> _Exercise objective_
Repeat the material below exactly, line for line.
* begin Excerpted records *
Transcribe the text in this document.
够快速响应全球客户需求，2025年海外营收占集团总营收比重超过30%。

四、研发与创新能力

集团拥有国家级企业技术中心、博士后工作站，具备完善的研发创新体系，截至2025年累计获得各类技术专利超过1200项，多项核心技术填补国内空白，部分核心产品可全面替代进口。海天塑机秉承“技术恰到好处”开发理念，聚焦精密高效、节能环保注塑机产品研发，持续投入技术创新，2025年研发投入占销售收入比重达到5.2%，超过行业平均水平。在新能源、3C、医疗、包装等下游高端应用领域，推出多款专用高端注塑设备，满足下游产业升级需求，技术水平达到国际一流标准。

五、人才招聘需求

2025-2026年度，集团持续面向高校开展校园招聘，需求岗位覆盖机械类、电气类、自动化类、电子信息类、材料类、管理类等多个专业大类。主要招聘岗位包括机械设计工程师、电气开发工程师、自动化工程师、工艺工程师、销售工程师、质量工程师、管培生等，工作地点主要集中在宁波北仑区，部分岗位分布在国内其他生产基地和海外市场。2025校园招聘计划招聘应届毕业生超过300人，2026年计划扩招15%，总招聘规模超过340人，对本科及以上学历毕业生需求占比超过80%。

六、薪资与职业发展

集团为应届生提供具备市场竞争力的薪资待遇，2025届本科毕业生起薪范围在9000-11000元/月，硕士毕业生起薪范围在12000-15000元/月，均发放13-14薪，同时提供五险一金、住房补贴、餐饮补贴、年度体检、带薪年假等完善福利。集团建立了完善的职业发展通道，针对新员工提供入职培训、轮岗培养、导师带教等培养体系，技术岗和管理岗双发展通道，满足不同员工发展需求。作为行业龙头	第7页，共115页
* end Excerpted records *
> _Reply_
Transcribe the text in this document.
够快速响应全球客户需求，2025年海外营收占集团总营收比重超过30%。

四、研发与创新能力

集团拥有国家级企业技术中心、博士后工作站，具备完善的研发创新体系，截至2025年累计获得各类技术专利超过1200项，多项核心技术填补国内空白，部分核心产品可全面替代进口。海天塑机秉承“技术恰到好处”开发理念，聚焦精密高效、节能环保注塑机产品研发，持续投入技术创新，2025年研发投入占销售收入比重达到5.2%，超过行业平均水平。在新能源、3C、医疗、包装等下游高端应用领域，推出多款专用高端注塑设备，满足下游产业升级需求，技术水平达到国际一流标准。

五、人才招聘需求

2025-2026年度，集团持续面向高校开展校园招聘，需求岗位覆盖机械类、电气类、自动化类、电子信息类、材料类、管理类等多个专业大类。主要招聘岗位包括机械设计工程师、电气开发工程师、自动化工程师、工艺工程师、销售工程师、质量工程师、管培生等，工作地点主要集中在宁波北仑区，部分岗位分布在国内其他生产基地和海外市场。2025校园招聘计划招聘应届毕业生超过300人，2026年计划扩招15%，总招聘规模超过340人，对本科及以上学历毕业生需求占比超过80%。

六、薪资与职业发展

集团为应届生提供具备市场竞争力的薪资待遇，2025届本科毕业生起薪范围在9000-11000元/月，硕士毕业生起薪范围在12000-15000元/月，均发放13-14薪，同时提供五险一金、住房补贴、餐饮补贴、年度体检、带薪年假等完善福利。集团建立了完善的职业发展通道，针对新员工提供入职培训、轮岗培养、导师带教等培养体系，技术岗和管理岗双发展通道，满足不同员工发展需求。作为行业龙头	第7页，共115页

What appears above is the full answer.